Reply with one number: the count of lines in the listing that contain the string "without".
Begin SUPPLIED RECORDS
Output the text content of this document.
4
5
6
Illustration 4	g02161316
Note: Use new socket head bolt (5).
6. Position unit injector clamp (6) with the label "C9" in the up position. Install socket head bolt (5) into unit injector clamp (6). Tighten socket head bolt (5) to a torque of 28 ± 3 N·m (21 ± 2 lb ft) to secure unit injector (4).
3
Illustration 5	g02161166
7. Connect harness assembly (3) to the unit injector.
End SUPPLIED RECORDS
Begin SUPPLIED RECORDS
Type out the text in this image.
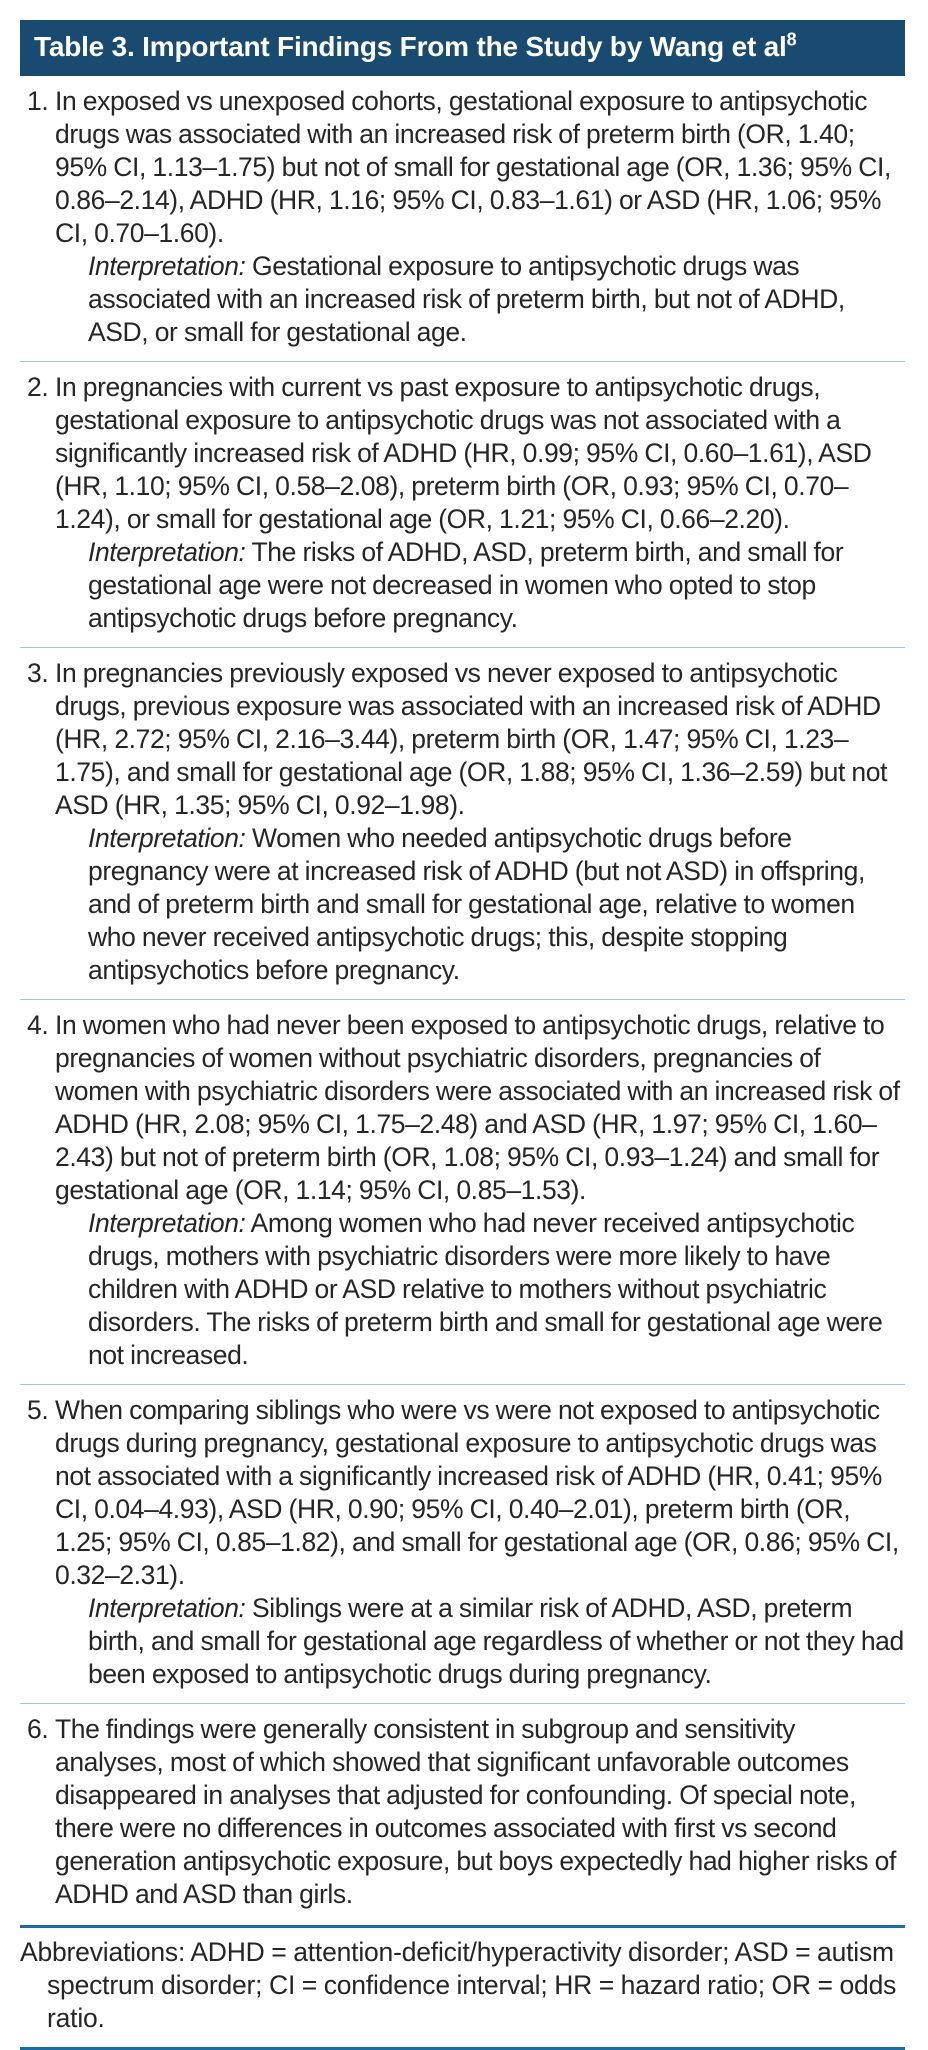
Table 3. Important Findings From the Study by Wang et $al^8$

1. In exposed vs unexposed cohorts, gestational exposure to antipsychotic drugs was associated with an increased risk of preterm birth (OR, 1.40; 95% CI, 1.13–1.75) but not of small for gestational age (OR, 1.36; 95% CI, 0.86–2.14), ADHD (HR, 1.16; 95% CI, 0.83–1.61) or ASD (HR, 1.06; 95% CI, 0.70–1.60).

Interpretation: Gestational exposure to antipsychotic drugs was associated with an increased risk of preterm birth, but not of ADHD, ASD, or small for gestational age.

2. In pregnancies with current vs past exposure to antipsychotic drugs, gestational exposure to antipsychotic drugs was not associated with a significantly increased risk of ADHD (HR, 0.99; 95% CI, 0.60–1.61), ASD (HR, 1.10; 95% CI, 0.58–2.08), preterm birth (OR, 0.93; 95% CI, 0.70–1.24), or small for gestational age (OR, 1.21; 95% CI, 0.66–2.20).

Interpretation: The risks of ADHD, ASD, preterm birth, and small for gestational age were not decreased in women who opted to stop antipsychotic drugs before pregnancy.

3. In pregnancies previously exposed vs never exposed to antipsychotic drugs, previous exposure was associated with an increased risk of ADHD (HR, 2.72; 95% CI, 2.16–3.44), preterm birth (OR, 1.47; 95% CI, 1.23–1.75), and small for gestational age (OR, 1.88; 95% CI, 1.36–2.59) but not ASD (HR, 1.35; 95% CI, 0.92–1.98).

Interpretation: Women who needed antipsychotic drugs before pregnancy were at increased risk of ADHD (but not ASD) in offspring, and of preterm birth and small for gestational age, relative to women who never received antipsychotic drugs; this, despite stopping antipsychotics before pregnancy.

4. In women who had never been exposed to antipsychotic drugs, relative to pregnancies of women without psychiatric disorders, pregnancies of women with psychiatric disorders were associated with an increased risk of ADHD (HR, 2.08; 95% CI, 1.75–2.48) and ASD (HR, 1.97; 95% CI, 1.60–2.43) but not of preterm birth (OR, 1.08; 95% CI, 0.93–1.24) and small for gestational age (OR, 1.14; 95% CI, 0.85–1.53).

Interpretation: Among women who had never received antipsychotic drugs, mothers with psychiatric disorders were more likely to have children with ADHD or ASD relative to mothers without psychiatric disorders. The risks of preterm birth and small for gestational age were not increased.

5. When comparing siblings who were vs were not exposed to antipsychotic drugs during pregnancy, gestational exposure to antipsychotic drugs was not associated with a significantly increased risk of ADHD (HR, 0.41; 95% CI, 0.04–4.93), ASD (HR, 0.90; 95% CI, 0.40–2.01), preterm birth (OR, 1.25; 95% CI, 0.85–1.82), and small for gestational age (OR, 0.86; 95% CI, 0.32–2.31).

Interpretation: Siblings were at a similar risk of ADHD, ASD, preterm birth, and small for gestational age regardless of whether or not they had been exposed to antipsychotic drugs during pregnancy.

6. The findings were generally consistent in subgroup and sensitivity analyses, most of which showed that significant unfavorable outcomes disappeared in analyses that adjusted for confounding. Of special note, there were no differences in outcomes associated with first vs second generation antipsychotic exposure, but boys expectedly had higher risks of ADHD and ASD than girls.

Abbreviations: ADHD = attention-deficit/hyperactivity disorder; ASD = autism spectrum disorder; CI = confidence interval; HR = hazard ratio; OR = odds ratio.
End SUPPLIED RECORDS
*THE RESPONSE*: 2